BEGIN Data for processing
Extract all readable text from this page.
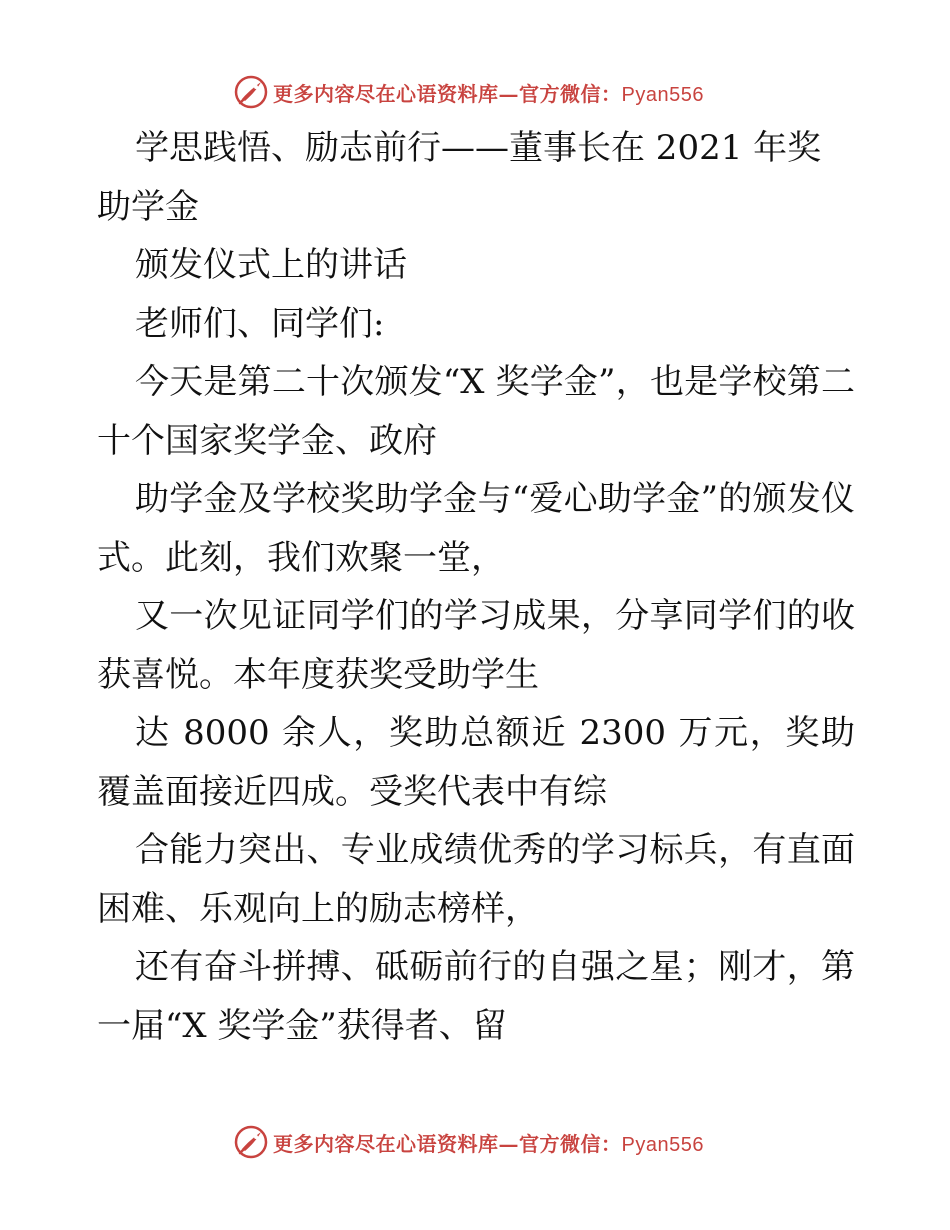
更多内容尽在心语资料库—官方微信：Pyan556

学思践悟、励志前行——董事长在 2021 年奖助学金

颁发仪式上的讲话

老师们、同学们:

今天是第二十次颁发“X 奖学金”，也是学校第二十个国家奖学金、政府

助学金及学校奖助学金与“爱心助学金”的颁发仪式。此刻，我们欢聚一堂，

又一次见证同学们的学习成果，分享同学们的收获喜悦。本年度获奖受助学生

达 8000 余人，奖助总额近 2300 万元，奖助覆盖面接近四成。受奖代表中有综

合能力突出、专业成绩优秀的学习标兵，有直面困难、乐观向上的励志榜样，

还有奋斗拼搏、砥砺前行的自强之星；刚才，第一届“X 奖学金”获得者、留

更多内容尽在心语资料库—官方微信：Pyan556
END Data for processing
Task goal: Transcribe the whole listing exactly. Pictures are excluded.

Full output:
Extract all readable text from this page.
更多内容尽在心语资料库—官方微信：Pyan556

学思践悟、励志前行——董事长在 2021 年奖助学金

颁发仪式上的讲话

老师们、同学们:

今天是第二十次颁发“X 奖学金”，也是学校第二十个国家奖学金、政府

助学金及学校奖助学金与“爱心助学金”的颁发仪式。此刻，我们欢聚一堂，

又一次见证同学们的学习成果，分享同学们的收获喜悦。本年度获奖受助学生

达 8000 余人，奖助总额近 2300 万元，奖助覆盖面接近四成。受奖代表中有综

合能力突出、专业成绩优秀的学习标兵，有直面困难、乐观向上的励志榜样，

还有奋斗拼搏、砥砺前行的自强之星；刚才，第一届“X 奖学金”获得者、留

更多内容尽在心语资料库—官方微信：Pyan556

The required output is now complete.